## Job:
Locate and copy all lines bearing the word "Rates".

-- Start Given records --

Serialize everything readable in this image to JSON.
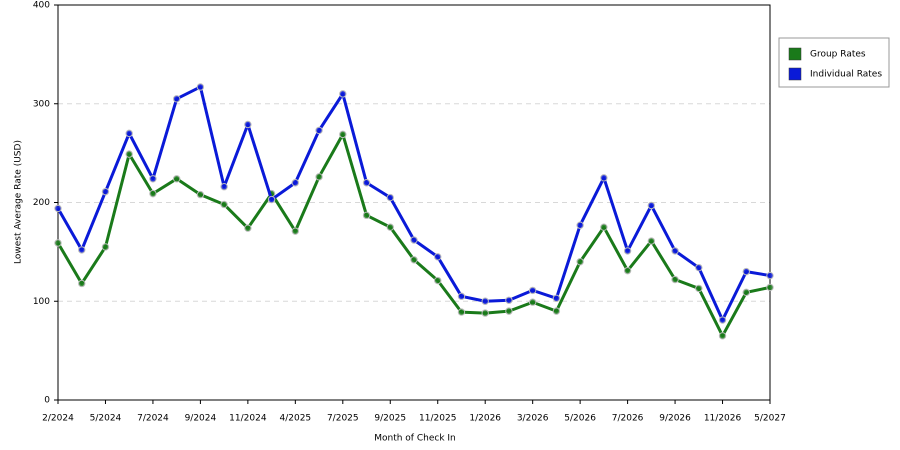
{
  "chart_data": {
    "type": "line",
    "x_label": "Month of Check In",
    "y_label": "Lowest Average Rate (USD)",
    "categories": [
      "2/2024",
      null,
      "5/2024",
      null,
      "7/2024",
      null,
      "9/2024",
      null,
      "11/2024",
      null,
      "4/2025",
      null,
      "7/2025",
      null,
      "9/2025",
      null,
      "11/2025",
      null,
      "1/2026",
      null,
      "3/2026",
      null,
      "5/2026",
      null,
      "7/2026",
      null,
      "9/2026",
      null,
      "11/2026",
      null,
      "5/2027"
    ],
    "series": [
      {
        "name": "Group Rates",
        "color": "#1a7a1a",
        "values": [
          159,
          118,
          155,
          249,
          209,
          224,
          208,
          198,
          174,
          209,
          171,
          226,
          269,
          187,
          175,
          142,
          121,
          89,
          88,
          90,
          99,
          90,
          140,
          175,
          131,
          161,
          122,
          113,
          65,
          109,
          114
        ]
      },
      {
        "name": "Individual Rates",
        "color": "#0a1ad8",
        "values": [
          194,
          152,
          211,
          270,
          224,
          305,
          317,
          216,
          279,
          203,
          220,
          273,
          310,
          220,
          205,
          162,
          145,
          105,
          100,
          101,
          111,
          103,
          177,
          225,
          151,
          197,
          151,
          134,
          81,
          130,
          126
        ]
      }
    ],
    "ylim": [
      0,
      400
    ],
    "yticks": [
      0,
      100,
      200,
      300,
      400
    ],
    "grid": true,
    "legend": "right"
  }
}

-- End Given records --

## Expected answer:
        "name": "Group Rates",
        "name": "Individual Rates",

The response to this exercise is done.